### Records supplied
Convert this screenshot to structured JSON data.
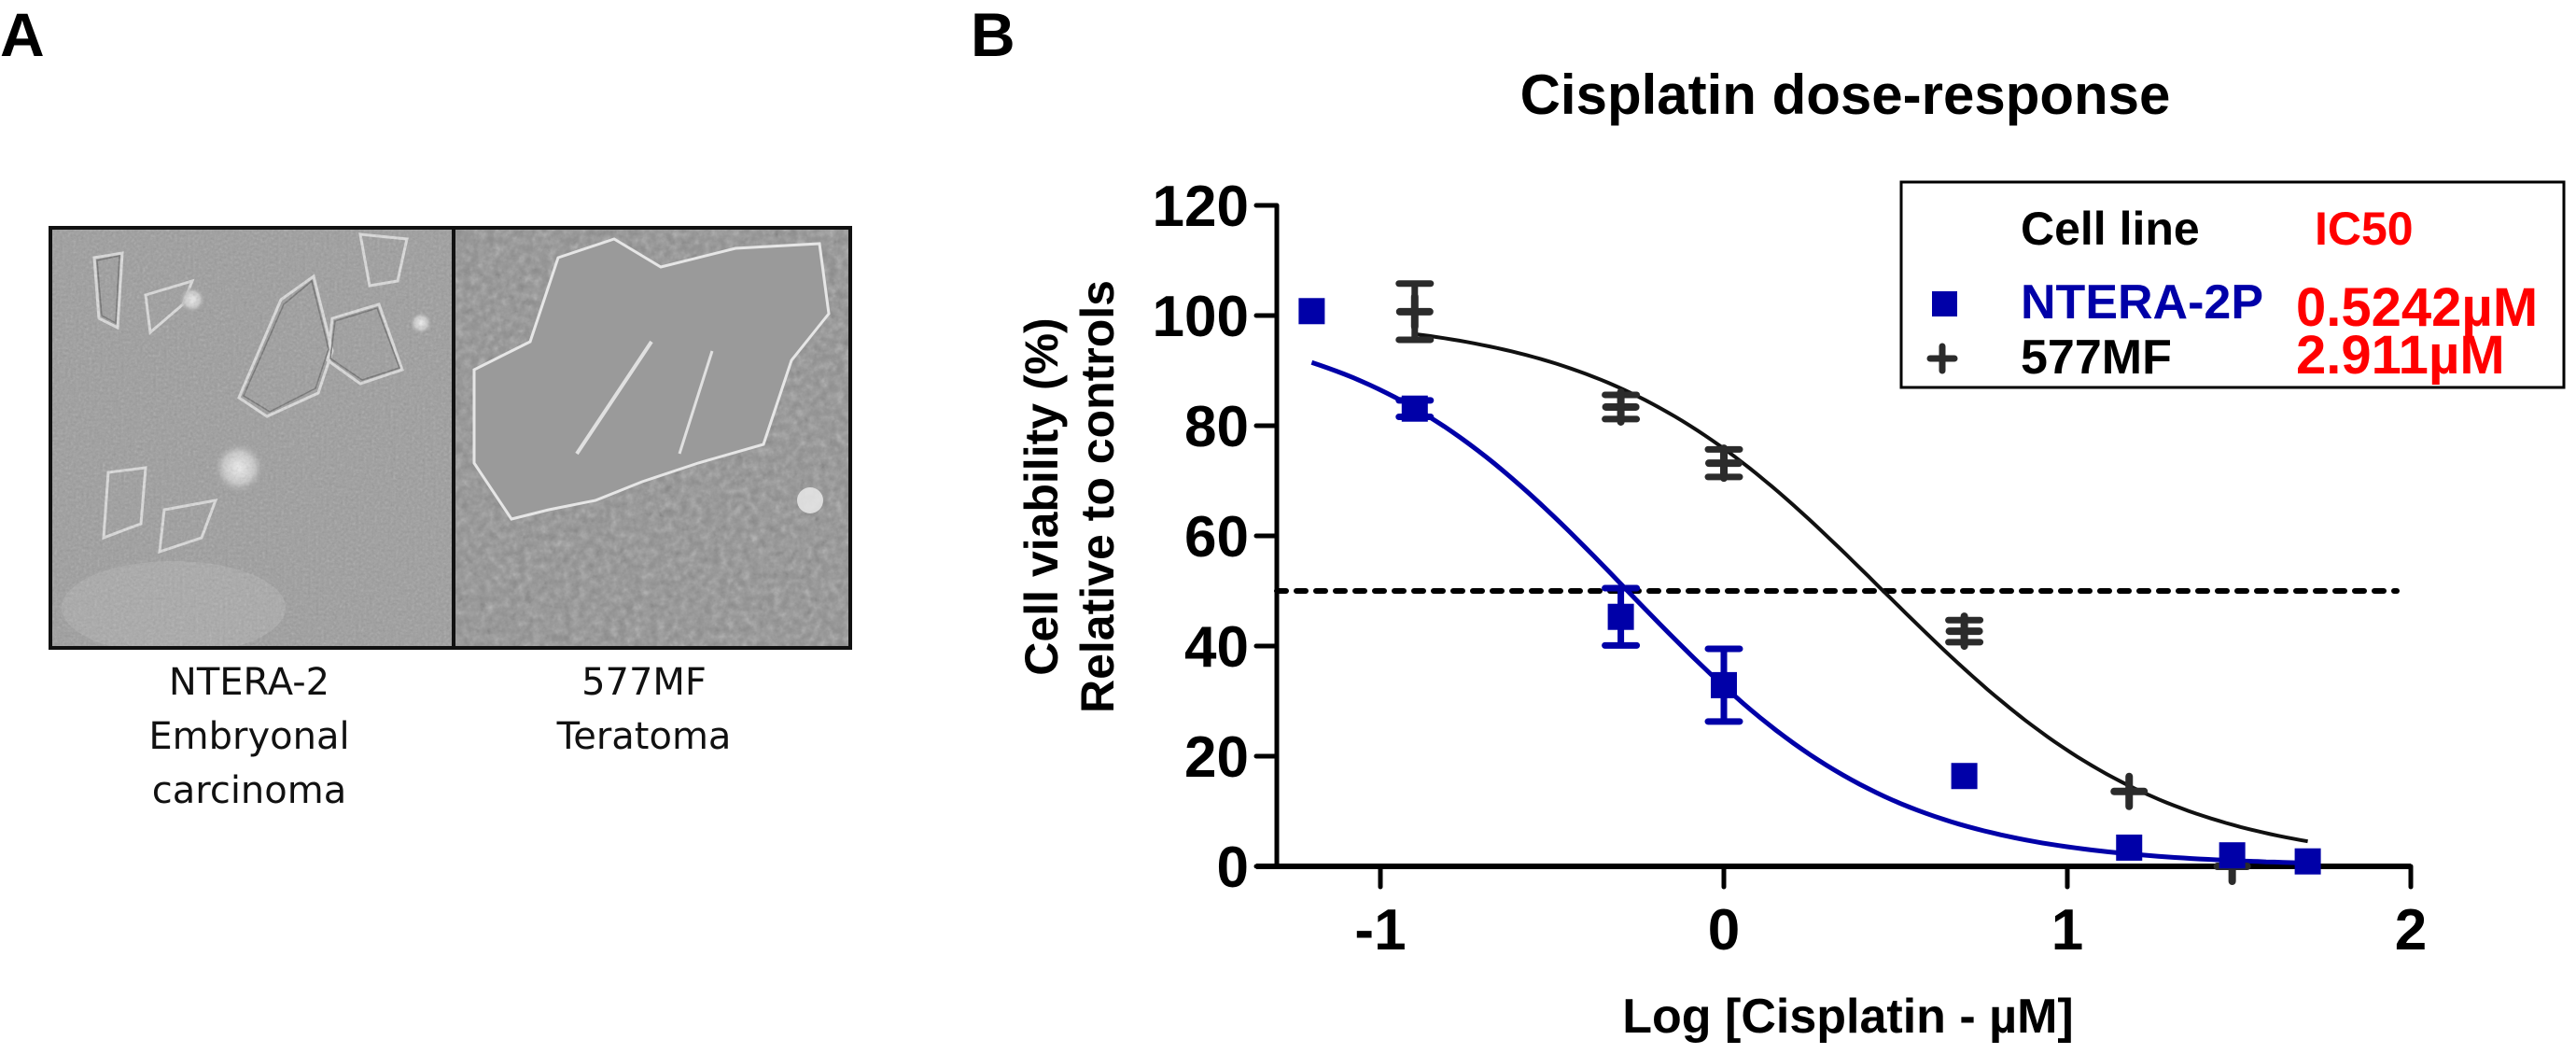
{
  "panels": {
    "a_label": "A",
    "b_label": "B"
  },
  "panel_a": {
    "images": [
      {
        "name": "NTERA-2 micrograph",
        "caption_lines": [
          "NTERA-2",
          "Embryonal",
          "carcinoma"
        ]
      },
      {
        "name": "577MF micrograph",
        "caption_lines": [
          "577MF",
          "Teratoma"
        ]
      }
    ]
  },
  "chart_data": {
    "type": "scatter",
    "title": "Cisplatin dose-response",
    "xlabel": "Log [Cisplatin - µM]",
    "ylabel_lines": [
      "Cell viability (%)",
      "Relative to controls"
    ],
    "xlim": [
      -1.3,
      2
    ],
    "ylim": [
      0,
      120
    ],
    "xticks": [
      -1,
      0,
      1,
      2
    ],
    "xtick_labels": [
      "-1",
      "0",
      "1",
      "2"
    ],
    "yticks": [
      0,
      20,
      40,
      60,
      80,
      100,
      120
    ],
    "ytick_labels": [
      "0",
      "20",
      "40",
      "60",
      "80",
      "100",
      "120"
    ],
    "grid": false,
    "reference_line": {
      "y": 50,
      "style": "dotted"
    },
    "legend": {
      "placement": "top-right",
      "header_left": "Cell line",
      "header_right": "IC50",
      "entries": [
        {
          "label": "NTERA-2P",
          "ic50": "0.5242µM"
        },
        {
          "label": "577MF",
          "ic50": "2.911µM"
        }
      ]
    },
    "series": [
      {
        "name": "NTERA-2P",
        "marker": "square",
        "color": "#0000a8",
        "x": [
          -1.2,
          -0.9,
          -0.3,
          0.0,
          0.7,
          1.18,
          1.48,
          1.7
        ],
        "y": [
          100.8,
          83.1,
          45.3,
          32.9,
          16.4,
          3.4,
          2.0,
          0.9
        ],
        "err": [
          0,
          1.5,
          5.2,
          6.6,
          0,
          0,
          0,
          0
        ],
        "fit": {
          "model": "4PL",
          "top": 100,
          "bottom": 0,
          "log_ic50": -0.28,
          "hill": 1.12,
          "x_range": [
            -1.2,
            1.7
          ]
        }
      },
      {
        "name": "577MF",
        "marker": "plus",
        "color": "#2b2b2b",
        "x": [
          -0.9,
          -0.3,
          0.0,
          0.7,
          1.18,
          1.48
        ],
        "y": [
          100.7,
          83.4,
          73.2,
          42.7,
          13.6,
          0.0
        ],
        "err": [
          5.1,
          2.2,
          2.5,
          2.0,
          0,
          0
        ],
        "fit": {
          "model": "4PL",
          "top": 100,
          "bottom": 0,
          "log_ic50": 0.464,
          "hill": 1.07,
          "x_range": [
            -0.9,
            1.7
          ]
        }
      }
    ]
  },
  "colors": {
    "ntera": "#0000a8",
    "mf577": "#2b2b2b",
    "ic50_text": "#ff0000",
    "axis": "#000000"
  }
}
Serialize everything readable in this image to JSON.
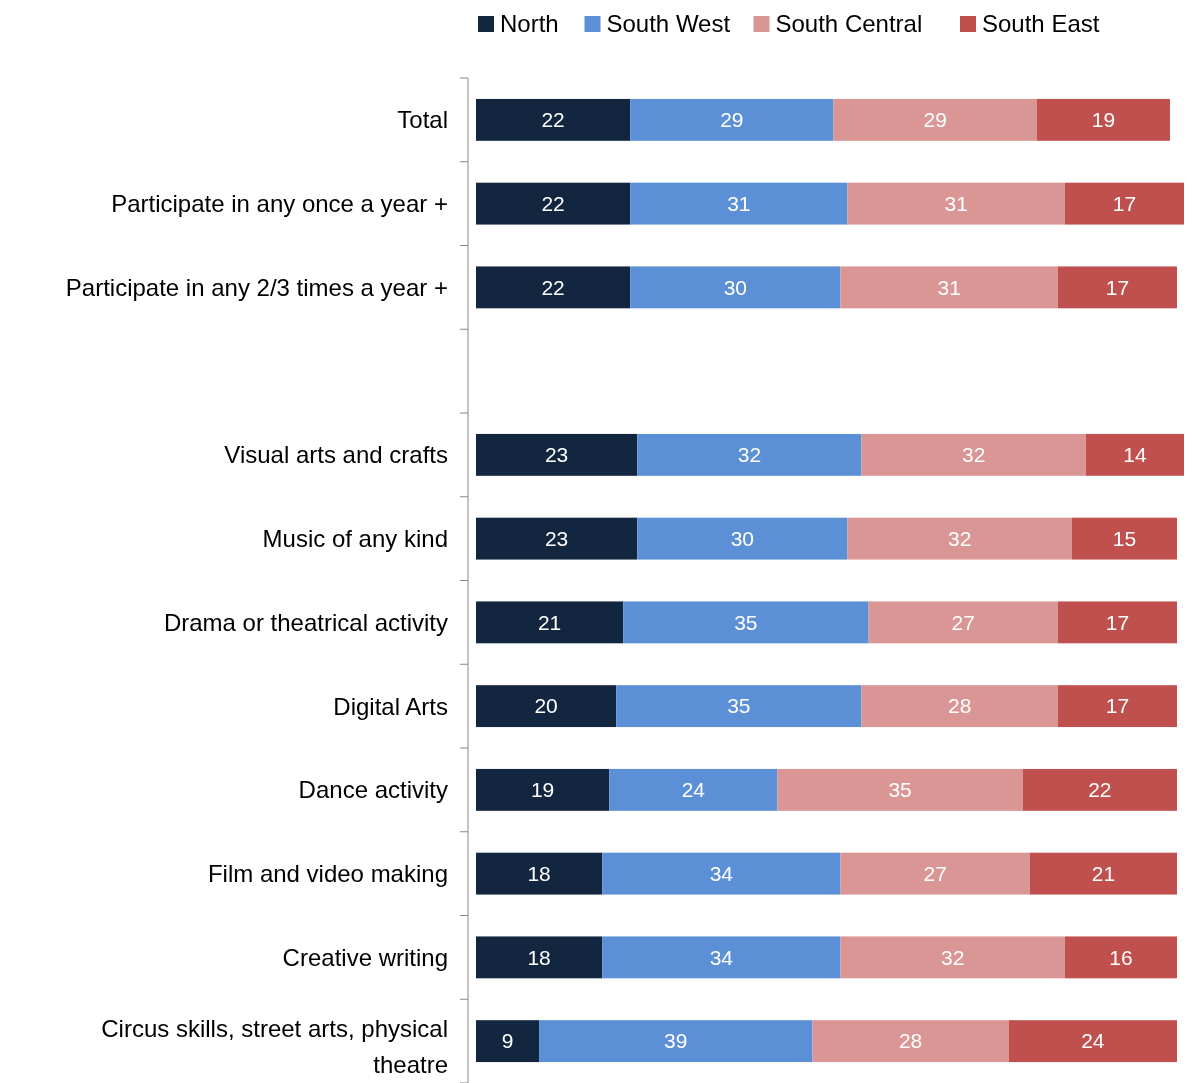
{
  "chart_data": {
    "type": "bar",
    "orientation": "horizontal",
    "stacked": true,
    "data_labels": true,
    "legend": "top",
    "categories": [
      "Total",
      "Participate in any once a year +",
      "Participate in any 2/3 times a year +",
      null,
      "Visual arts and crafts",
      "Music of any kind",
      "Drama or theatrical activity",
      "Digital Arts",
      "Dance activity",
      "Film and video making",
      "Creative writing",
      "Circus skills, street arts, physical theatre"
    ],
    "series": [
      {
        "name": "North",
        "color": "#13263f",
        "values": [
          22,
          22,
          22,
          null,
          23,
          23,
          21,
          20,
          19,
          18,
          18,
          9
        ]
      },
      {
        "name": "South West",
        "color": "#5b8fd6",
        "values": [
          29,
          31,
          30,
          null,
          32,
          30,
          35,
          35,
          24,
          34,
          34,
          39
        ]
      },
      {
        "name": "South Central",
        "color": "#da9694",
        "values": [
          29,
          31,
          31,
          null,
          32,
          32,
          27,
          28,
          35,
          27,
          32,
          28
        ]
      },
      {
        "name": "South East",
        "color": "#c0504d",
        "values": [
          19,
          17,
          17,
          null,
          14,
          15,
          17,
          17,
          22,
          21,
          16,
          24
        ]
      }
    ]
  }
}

### Written exercise
Copy each line exactly, and leave the pictures out of your copy.

### Expected answer
Convert this screenshot to structured JSON data.
{
  "panels": {
    "a_label": "A",
    "b_label": "B"
  },
  "panel_a": {
    "images": [
      {
        "name": "NTERA-2 micrograph",
        "caption_lines": [
          "NTERA-2",
          "Embryonal",
          "carcinoma"
        ]
      },
      {
        "name": "577MF micrograph",
        "caption_lines": [
          "577MF",
          "Teratoma"
        ]
      }
    ]
  },
  "chart_data": {
    "type": "scatter",
    "title": "Cisplatin dose-response",
    "xlabel": "Log [Cisplatin - µM]",
    "ylabel_lines": [
      "Cell viability (%)",
      "Relative to controls"
    ],
    "xlim": [
      -1.3,
      2
    ],
    "ylim": [
      0,
      120
    ],
    "xticks": [
      -1,
      0,
      1,
      2
    ],
    "xtick_labels": [
      "-1",
      "0",
      "1",
      "2"
    ],
    "yticks": [
      0,
      20,
      40,
      60,
      80,
      100,
      120
    ],
    "ytick_labels": [
      "0",
      "20",
      "40",
      "60",
      "80",
      "100",
      "120"
    ],
    "grid": false,
    "reference_line": {
      "y": 50,
      "style": "dotted"
    },
    "legend": {
      "placement": "top-right",
      "header_left": "Cell line",
      "header_right": "IC50",
      "entries": [
        {
          "label": "NTERA-2P",
          "ic50": "0.5242µM"
        },
        {
          "label": "577MF",
          "ic50": "2.911µM"
        }
      ]
    },
    "series": [
      {
        "name": "NTERA-2P",
        "marker": "square",
        "color": "#0000a8",
        "x": [
          -1.2,
          -0.9,
          -0.3,
          0.0,
          0.7,
          1.18,
          1.48,
          1.7
        ],
        "y": [
          100.8,
          83.1,
          45.3,
          32.9,
          16.4,
          3.4,
          2.0,
          0.9
        ],
        "err": [
          0,
          1.5,
          5.2,
          6.6,
          0,
          0,
          0,
          0
        ],
        "fit": {
          "model": "4PL",
          "top": 100,
          "bottom": 0,
          "log_ic50": -0.28,
          "hill": 1.12,
          "x_range": [
            -1.2,
            1.7
          ]
        }
      },
      {
        "name": "577MF",
        "marker": "plus",
        "color": "#2b2b2b",
        "x": [
          -0.9,
          -0.3,
          0.0,
          0.7,
          1.18,
          1.48
        ],
        "y": [
          100.7,
          83.4,
          73.2,
          42.7,
          13.6,
          0.0
        ],
        "err": [
          5.1,
          2.2,
          2.5,
          2.0,
          0,
          0
        ],
        "fit": {
          "model": "4PL",
          "top": 100,
          "bottom": 0,
          "log_ic50": 0.464,
          "hill": 1.07,
          "x_range": [
            -0.9,
            1.7
          ]
        }
      }
    ]
  },
  "colors": {
    "ntera": "#0000a8",
    "mf577": "#2b2b2b",
    "ic50_text": "#ff0000",
    "axis": "#000000"
  }
}
Serialize everything readable in this image to JSON.
{
  "chart_data": {
    "type": "bar",
    "orientation": "horizontal",
    "stacked": true,
    "data_labels": true,
    "legend": "top",
    "categories": [
      "Total",
      "Participate in any once a year +",
      "Participate in any 2/3 times a year +",
      null,
      "Visual arts and crafts",
      "Music of any kind",
      "Drama or theatrical activity",
      "Digital Arts",
      "Dance activity",
      "Film and video making",
      "Creative writing",
      "Circus skills, street arts, physical theatre"
    ],
    "series": [
      {
        "name": "North",
        "color": "#13263f",
        "values": [
          22,
          22,
          22,
          null,
          23,
          23,
          21,
          20,
          19,
          18,
          18,
          9
        ]
      },
      {
        "name": "South West",
        "color": "#5b8fd6",
        "values": [
          29,
          31,
          30,
          null,
          32,
          30,
          35,
          35,
          24,
          34,
          34,
          39
        ]
      },
      {
        "name": "South Central",
        "color": "#da9694",
        "values": [
          29,
          31,
          31,
          null,
          32,
          32,
          27,
          28,
          35,
          27,
          32,
          28
        ]
      },
      {
        "name": "South East",
        "color": "#c0504d",
        "values": [
          19,
          17,
          17,
          null,
          14,
          15,
          17,
          17,
          22,
          21,
          16,
          24
        ]
      }
    ]
  }
}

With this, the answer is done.